## PROVIDED ENTRIES

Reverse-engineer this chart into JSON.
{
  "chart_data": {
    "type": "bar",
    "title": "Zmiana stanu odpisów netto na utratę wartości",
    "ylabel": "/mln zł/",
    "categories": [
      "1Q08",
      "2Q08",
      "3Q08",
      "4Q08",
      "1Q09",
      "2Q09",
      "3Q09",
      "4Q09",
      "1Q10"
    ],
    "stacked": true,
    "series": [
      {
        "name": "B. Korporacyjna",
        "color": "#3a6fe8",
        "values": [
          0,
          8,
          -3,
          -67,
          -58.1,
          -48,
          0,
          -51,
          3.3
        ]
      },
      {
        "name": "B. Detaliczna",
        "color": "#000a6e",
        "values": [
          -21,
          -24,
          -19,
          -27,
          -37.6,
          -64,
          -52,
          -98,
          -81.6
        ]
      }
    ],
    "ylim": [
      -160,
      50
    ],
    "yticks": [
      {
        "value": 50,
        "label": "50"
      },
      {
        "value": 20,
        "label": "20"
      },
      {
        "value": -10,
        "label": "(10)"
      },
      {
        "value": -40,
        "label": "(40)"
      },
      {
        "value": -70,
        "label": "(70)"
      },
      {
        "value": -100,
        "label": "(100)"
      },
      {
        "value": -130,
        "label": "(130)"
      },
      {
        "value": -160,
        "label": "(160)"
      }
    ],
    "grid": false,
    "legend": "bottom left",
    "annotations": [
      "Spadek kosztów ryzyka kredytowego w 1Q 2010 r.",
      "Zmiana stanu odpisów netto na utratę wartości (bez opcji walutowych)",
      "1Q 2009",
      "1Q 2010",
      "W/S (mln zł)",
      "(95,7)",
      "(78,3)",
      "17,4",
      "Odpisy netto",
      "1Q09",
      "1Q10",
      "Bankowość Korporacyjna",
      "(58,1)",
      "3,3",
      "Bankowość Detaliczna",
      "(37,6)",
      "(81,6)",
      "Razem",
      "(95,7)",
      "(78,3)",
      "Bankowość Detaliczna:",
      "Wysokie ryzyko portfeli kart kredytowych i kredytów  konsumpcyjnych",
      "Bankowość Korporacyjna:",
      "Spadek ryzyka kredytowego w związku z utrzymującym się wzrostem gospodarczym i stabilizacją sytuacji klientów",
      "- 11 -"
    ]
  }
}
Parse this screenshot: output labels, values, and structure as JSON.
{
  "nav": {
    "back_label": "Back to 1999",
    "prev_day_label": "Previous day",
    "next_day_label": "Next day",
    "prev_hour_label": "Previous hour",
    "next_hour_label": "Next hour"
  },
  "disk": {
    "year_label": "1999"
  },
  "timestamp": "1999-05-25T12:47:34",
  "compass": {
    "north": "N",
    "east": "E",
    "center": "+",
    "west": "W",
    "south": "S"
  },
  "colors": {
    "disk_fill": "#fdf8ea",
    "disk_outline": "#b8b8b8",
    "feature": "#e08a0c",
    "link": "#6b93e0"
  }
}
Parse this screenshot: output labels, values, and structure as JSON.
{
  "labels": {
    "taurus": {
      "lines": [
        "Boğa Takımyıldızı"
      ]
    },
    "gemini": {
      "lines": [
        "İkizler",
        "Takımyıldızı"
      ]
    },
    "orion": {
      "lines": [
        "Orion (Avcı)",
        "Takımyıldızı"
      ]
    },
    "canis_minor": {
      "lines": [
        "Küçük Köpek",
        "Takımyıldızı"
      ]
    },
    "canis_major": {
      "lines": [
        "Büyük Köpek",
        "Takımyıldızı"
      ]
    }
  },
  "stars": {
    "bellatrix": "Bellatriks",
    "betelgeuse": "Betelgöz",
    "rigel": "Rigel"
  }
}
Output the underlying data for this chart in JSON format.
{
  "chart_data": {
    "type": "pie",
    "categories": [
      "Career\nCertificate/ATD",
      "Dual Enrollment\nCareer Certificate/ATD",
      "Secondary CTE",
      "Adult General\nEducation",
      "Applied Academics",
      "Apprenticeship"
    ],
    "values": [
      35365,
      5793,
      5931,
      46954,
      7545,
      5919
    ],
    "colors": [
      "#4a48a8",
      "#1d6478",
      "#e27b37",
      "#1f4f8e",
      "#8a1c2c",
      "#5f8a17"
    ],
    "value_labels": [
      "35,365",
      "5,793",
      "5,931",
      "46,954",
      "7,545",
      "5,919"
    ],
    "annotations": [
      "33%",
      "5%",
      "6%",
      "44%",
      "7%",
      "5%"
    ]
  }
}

## WHAT IS ASKED
Copy out each line in the listing that has the word "JSON".

## FULL SOLUTION
Reverse-engineer this chart into JSON.
Parse this screenshot: output labels, values, and structure as JSON.
Parse this screenshot: output labels, values, and structure as JSON.
Output the underlying data for this chart in JSON format.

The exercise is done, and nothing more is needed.